WHAT IS REQUIRED: Exclude images, then output the remaining data verbatim.

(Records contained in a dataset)
────────────────────────────────────────
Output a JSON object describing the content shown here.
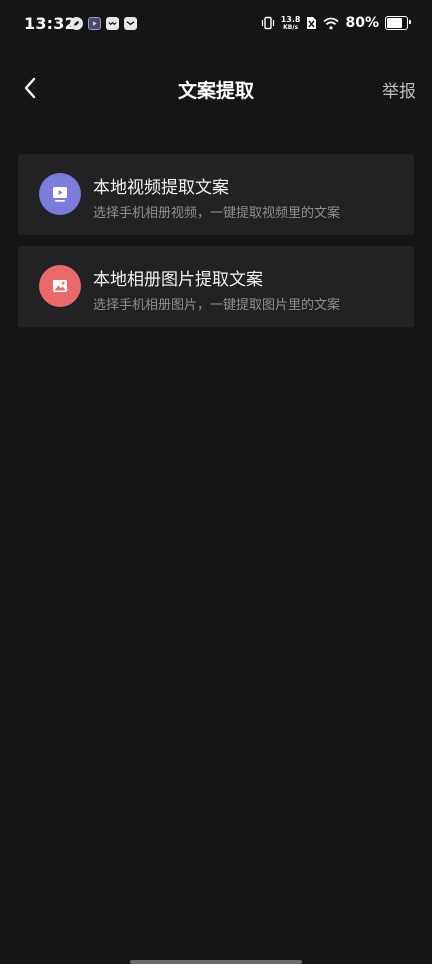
{
  "status_bar": {
    "time": "13:32",
    "net_speed_value": "13.8",
    "net_speed_unit": "KB/s",
    "battery_percent": "80%",
    "battery_level": 0.8,
    "notification_icons": [
      "swirl-icon",
      "play-icon",
      "message-icon",
      "heart-icon"
    ]
  },
  "nav": {
    "title": "文案提取",
    "report_label": "举报",
    "back_icon": "chevron-left-icon"
  },
  "options": [
    {
      "title": "本地视频提取文案",
      "subtitle": "选择手机相册视频，一键提取视频里的文案",
      "icon": "video-icon",
      "icon_color": "#7b7cdc"
    },
    {
      "title": "本地相册图片提取文案",
      "subtitle": "选择手机相册图片，一键提取图片里的文案",
      "icon": "image-icon",
      "icon_color": "#e86a6a"
    }
  ],
  "colors": {
    "background": "#151515",
    "card": "#222224",
    "subtitle": "#8e8e90"
  }
}
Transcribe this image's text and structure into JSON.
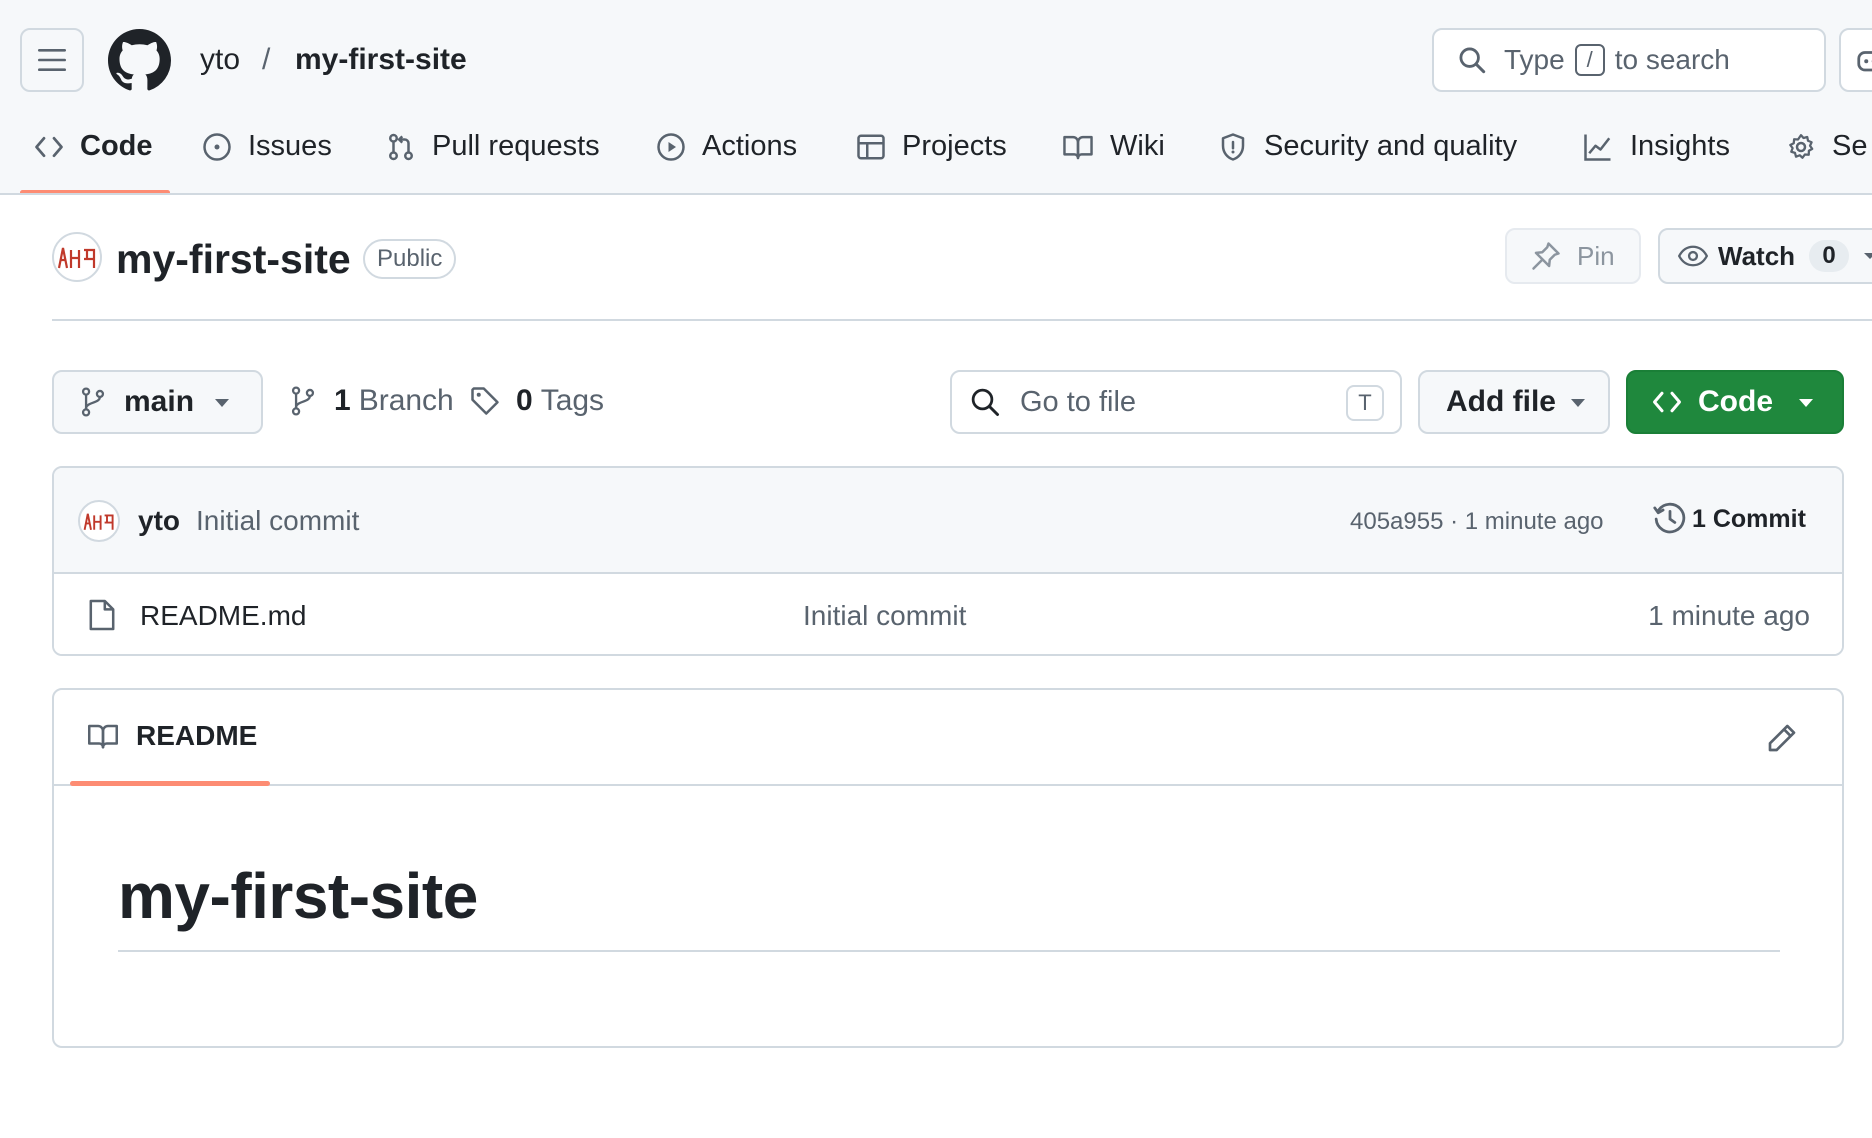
{
  "header": {
    "owner": "yto",
    "separator": "/",
    "repo": "my-first-site",
    "search": {
      "prefix": "Type",
      "key": "/",
      "suffix": "to search"
    }
  },
  "nav": {
    "tabs": [
      {
        "label": "Code",
        "icon": "code-icon",
        "selected": true
      },
      {
        "label": "Issues",
        "icon": "issue-opened-icon"
      },
      {
        "label": "Pull requests",
        "icon": "git-pull-request-icon"
      },
      {
        "label": "Actions",
        "icon": "play-icon"
      },
      {
        "label": "Projects",
        "icon": "table-icon"
      },
      {
        "label": "Wiki",
        "icon": "book-icon"
      },
      {
        "label": "Security and quality",
        "icon": "shield-icon"
      },
      {
        "label": "Insights",
        "icon": "graph-icon"
      },
      {
        "label": "Se",
        "icon": "gear-icon"
      }
    ]
  },
  "repo": {
    "title": "my-first-site",
    "visibility": "Public",
    "pin_label": "Pin",
    "watch_label": "Watch",
    "watch_count": "0"
  },
  "toolbar": {
    "branch": "main",
    "branch_count": "1",
    "branch_label": "Branch",
    "tag_count": "0",
    "tag_label": "Tags",
    "goto_placeholder": "Go to file",
    "goto_key": "T",
    "add_file_label": "Add file",
    "code_label": "Code"
  },
  "commit": {
    "author": "yto",
    "message": "Initial commit",
    "meta": "405a955 · 1 minute ago",
    "history_label": "1 Commit"
  },
  "files": [
    {
      "name": "README.md",
      "message": "Initial commit",
      "age": "1 minute ago",
      "icon": "file-icon"
    }
  ],
  "readme": {
    "tab_label": "README",
    "heading": "my-first-site"
  },
  "colors": {
    "accent_underline": "#fd8c73",
    "primary_button": "#1f883d",
    "avatar_red": "#c0392b"
  }
}
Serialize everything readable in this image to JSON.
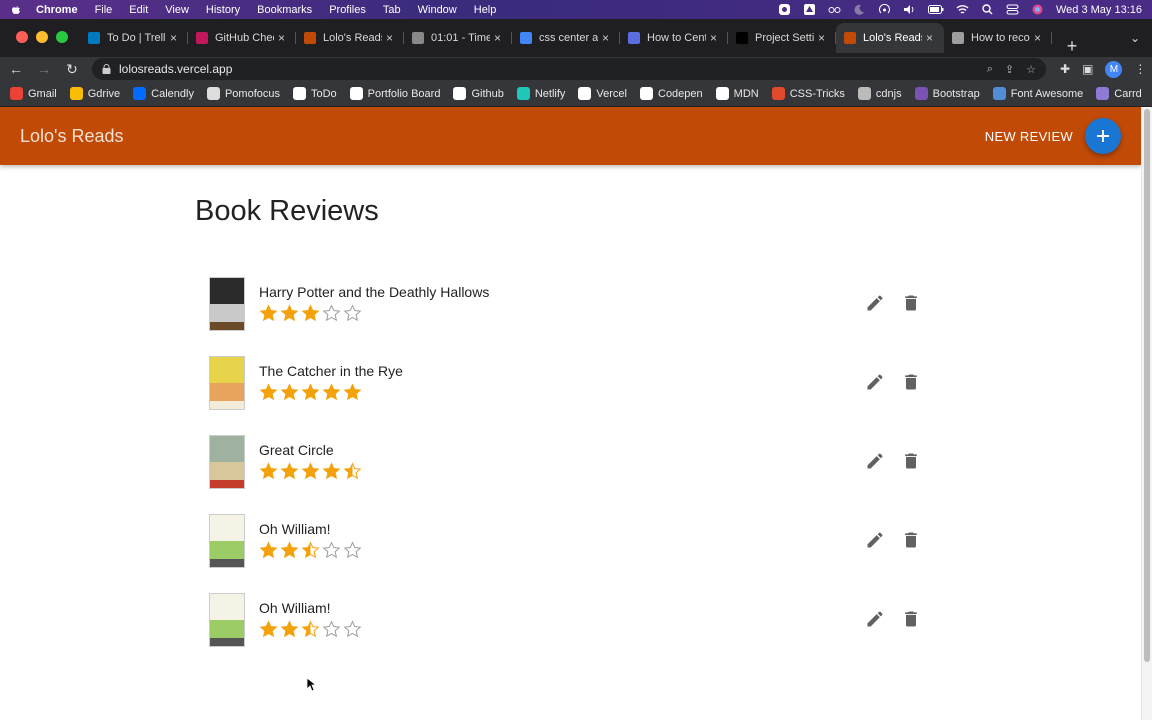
{
  "menubar": {
    "app": "Chrome",
    "items": [
      "File",
      "Edit",
      "View",
      "History",
      "Bookmarks",
      "Profiles",
      "Tab",
      "Window",
      "Help"
    ],
    "clock": "Wed 3 May  13:16"
  },
  "tabs": [
    {
      "title": "To Do | Trello",
      "color": "#0079bf"
    },
    {
      "title": "GitHub Check",
      "color": "#c2185b"
    },
    {
      "title": "Lolo's Reads",
      "color": "#c14a07"
    },
    {
      "title": "01:01 - Time",
      "color": "#888888"
    },
    {
      "title": "css center an",
      "color": "#4285f4"
    },
    {
      "title": "How to Cent",
      "color": "#5b6ee1"
    },
    {
      "title": "Project Setti",
      "color": "#000000"
    },
    {
      "title": "Lolo's Reads",
      "color": "#c14a07",
      "active": true
    },
    {
      "title": "How to reco",
      "color": "#9e9e9e"
    }
  ],
  "address": {
    "url": "lolosreads.vercel.app",
    "avatar": "M"
  },
  "bookmarks": [
    {
      "label": "Gmail",
      "color": "#ea4335"
    },
    {
      "label": "Gdrive",
      "color": "#fbbc04"
    },
    {
      "label": "Calendly",
      "color": "#006bff"
    },
    {
      "label": "Pomofocus",
      "color": "#dddddd"
    },
    {
      "label": "ToDo",
      "color": "#ffffff"
    },
    {
      "label": "Portfolio Board",
      "color": "#ffffff"
    },
    {
      "label": "Github",
      "color": "#ffffff"
    },
    {
      "label": "Netlify",
      "color": "#20c6b7"
    },
    {
      "label": "Vercel",
      "color": "#ffffff"
    },
    {
      "label": "Codepen",
      "color": "#ffffff"
    },
    {
      "label": "MDN",
      "color": "#ffffff"
    },
    {
      "label": "CSS-Tricks",
      "color": "#e24a2b"
    },
    {
      "label": "cdnjs",
      "color": "#bbbbbb"
    },
    {
      "label": "Bootstrap",
      "color": "#7952b3"
    },
    {
      "label": "Font Awesome",
      "color": "#538dd7"
    },
    {
      "label": "Carrd",
      "color": "#8f7bd6"
    }
  ],
  "app": {
    "title": "Lolo's Reads",
    "new_review_label": "NEW REVIEW",
    "heading": "Book Reviews",
    "accent": "#c14a07",
    "fab_color": "#1976d2",
    "star_color": "#f4a20c"
  },
  "reviews": [
    {
      "title": "Harry Potter and the Deathly Hallows",
      "rating": 3,
      "cover": [
        "#2b2b2b",
        "#c9c9c9",
        "#6b4a2a"
      ]
    },
    {
      "title": "The Catcher in the Rye",
      "rating": 5,
      "cover": [
        "#e8d44a",
        "#e8a35c",
        "#f3ecd8"
      ]
    },
    {
      "title": "Great Circle",
      "rating": 4.5,
      "cover": [
        "#9fb2a0",
        "#d7c79a",
        "#c43d2a"
      ]
    },
    {
      "title": "Oh William!",
      "rating": 2.5,
      "cover": [
        "#f5f3e6",
        "#9ccc65",
        "#555555"
      ]
    },
    {
      "title": "Oh William!",
      "rating": 2.5,
      "cover": [
        "#f5f3e6",
        "#9ccc65",
        "#555555"
      ]
    }
  ]
}
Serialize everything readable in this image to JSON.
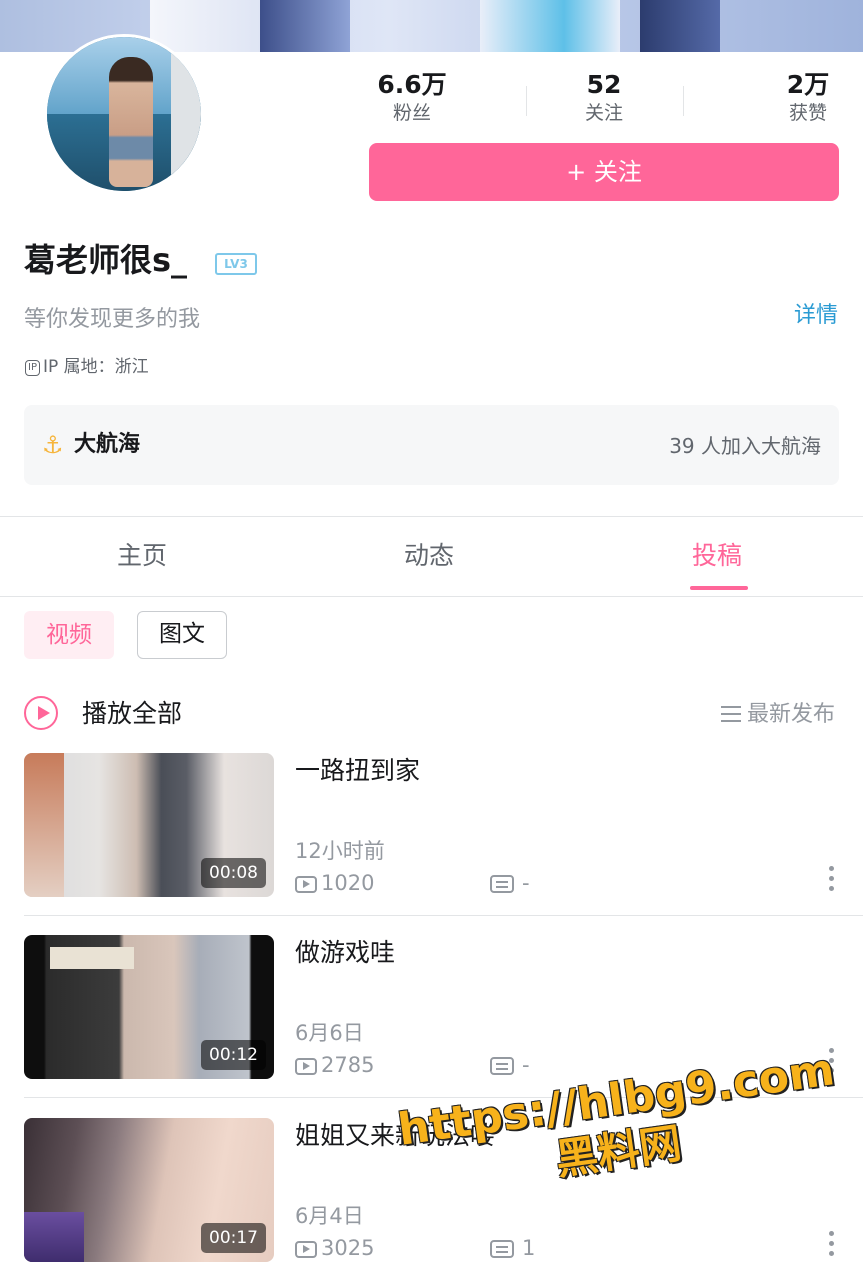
────────────────────────────────────────
FULL SOLUTION:
Output a JSON object describing the content shown here.
{
  "status_bar": {
    "time": "13:32",
    "net_speed_value": "13.8",
    "net_speed_unit": "KB/s",
    "battery_percent": "80%",
    "battery_level": 0.8,
    "notification_icons": [
      "swirl-icon",
      "play-icon",
      "message-icon",
      "heart-icon"
    ]
  },
  "nav": {
    "title": "文案提取",
    "report_label": "举报",
    "back_icon": "chevron-left-icon"
  },
  "options": [
    {
      "title": "本地视频提取文案",
      "subtitle": "选择手机相册视频，一键提取视频里的文案",
      "icon": "video-icon",
      "icon_color": "#7b7cdc"
    },
    {
      "title": "本地相册图片提取文案",
      "subtitle": "选择手机相册图片，一键提取图片里的文案",
      "icon": "image-icon",
      "icon_color": "#e86a6a"
    }
  ],
  "colors": {
    "background": "#151515",
    "card": "#222224",
    "subtitle": "#8e8e90"
  }
}
Transcribe this image's text and structure into JSON.
{
  "header": {
    "owner": "yto",
    "separator": "/",
    "repo": "my-first-site",
    "search": {
      "prefix": "Type",
      "key": "/",
      "suffix": "to search"
    }
  },
  "nav": {
    "tabs": [
      {
        "label": "Code",
        "icon": "code-icon",
        "selected": true
      },
      {
        "label": "Issues",
        "icon": "issue-opened-icon"
      },
      {
        "label": "Pull requests",
        "icon": "git-pull-request-icon"
      },
      {
        "label": "Actions",
        "icon": "play-icon"
      },
      {
        "label": "Projects",
        "icon": "table-icon"
      },
      {
        "label": "Wiki",
        "icon": "book-icon"
      },
      {
        "label": "Security and quality",
        "icon": "shield-icon"
      },
      {
        "label": "Insights",
        "icon": "graph-icon"
      },
      {
        "label": "Se",
        "icon": "gear-icon"
      }
    ]
  },
  "repo": {
    "title": "my-first-site",
    "visibility": "Public",
    "pin_label": "Pin",
    "watch_label": "Watch",
    "watch_count": "0"
  },
  "toolbar": {
    "branch": "main",
    "branch_count": "1",
    "branch_label": "Branch",
    "tag_count": "0",
    "tag_label": "Tags",
    "goto_placeholder": "Go to file",
    "goto_key": "T",
    "add_file_label": "Add file",
    "code_label": "Code"
  },
  "commit": {
    "author": "yto",
    "message": "Initial commit",
    "meta": "405a955 · 1 minute ago",
    "history_label": "1 Commit"
  },
  "files": [
    {
      "name": "README.md",
      "message": "Initial commit",
      "age": "1 minute ago",
      "icon": "file-icon"
    }
  ],
  "readme": {
    "tab_label": "README",
    "heading": "my-first-site"
  },
  "colors": {
    "accent_underline": "#fd8c73",
    "primary_button": "#1f883d",
    "avatar_red": "#c0392b"
  }
}
Serialize everything readable in this image to JSON.
{
  "menubar": {
    "app": "Chrome",
    "items": [
      "File",
      "Edit",
      "View",
      "History",
      "Bookmarks",
      "Profiles",
      "Tab",
      "Window",
      "Help"
    ],
    "clock": "Wed 3 May  13:16"
  },
  "tabs": [
    {
      "title": "To Do | Trello",
      "color": "#0079bf"
    },
    {
      "title": "GitHub Check",
      "color": "#c2185b"
    },
    {
      "title": "Lolo's Reads",
      "color": "#c14a07"
    },
    {
      "title": "01:01 - Time",
      "color": "#888888"
    },
    {
      "title": "css center an",
      "color": "#4285f4"
    },
    {
      "title": "How to Cent",
      "color": "#5b6ee1"
    },
    {
      "title": "Project Setti",
      "color": "#000000"
    },
    {
      "title": "Lolo's Reads",
      "color": "#c14a07",
      "active": true
    },
    {
      "title": "How to reco",
      "color": "#9e9e9e"
    }
  ],
  "address": {
    "url": "lolosreads.vercel.app",
    "avatar": "M"
  },
  "bookmarks": [
    {
      "label": "Gmail",
      "color": "#ea4335"
    },
    {
      "label": "Gdrive",
      "color": "#fbbc04"
    },
    {
      "label": "Calendly",
      "color": "#006bff"
    },
    {
      "label": "Pomofocus",
      "color": "#dddddd"
    },
    {
      "label": "ToDo",
      "color": "#ffffff"
    },
    {
      "label": "Portfolio Board",
      "color": "#ffffff"
    },
    {
      "label": "Github",
      "color": "#ffffff"
    },
    {
      "label": "Netlify",
      "color": "#20c6b7"
    },
    {
      "label": "Vercel",
      "color": "#ffffff"
    },
    {
      "label": "Codepen",
      "color": "#ffffff"
    },
    {
      "label": "MDN",
      "color": "#ffffff"
    },
    {
      "label": "CSS-Tricks",
      "color": "#e24a2b"
    },
    {
      "label": "cdnjs",
      "color": "#bbbbbb"
    },
    {
      "label": "Bootstrap",
      "color": "#7952b3"
    },
    {
      "label": "Font Awesome",
      "color": "#538dd7"
    },
    {
      "label": "Carrd",
      "color": "#8f7bd6"
    }
  ],
  "app": {
    "title": "Lolo's Reads",
    "new_review_label": "NEW REVIEW",
    "heading": "Book Reviews",
    "accent": "#c14a07",
    "fab_color": "#1976d2",
    "star_color": "#f4a20c"
  },
  "reviews": [
    {
      "title": "Harry Potter and the Deathly Hallows",
      "rating": 3,
      "cover": [
        "#2b2b2b",
        "#c9c9c9",
        "#6b4a2a"
      ]
    },
    {
      "title": "The Catcher in the Rye",
      "rating": 5,
      "cover": [
        "#e8d44a",
        "#e8a35c",
        "#f3ecd8"
      ]
    },
    {
      "title": "Great Circle",
      "rating": 4.5,
      "cover": [
        "#9fb2a0",
        "#d7c79a",
        "#c43d2a"
      ]
    },
    {
      "title": "Oh William!",
      "rating": 2.5,
      "cover": [
        "#f5f3e6",
        "#9ccc65",
        "#555555"
      ]
    },
    {
      "title": "Oh William!",
      "rating": 2.5,
      "cover": [
        "#f5f3e6",
        "#9ccc65",
        "#555555"
      ]
    }
  ]
}
Serialize everything readable in this image to JSON.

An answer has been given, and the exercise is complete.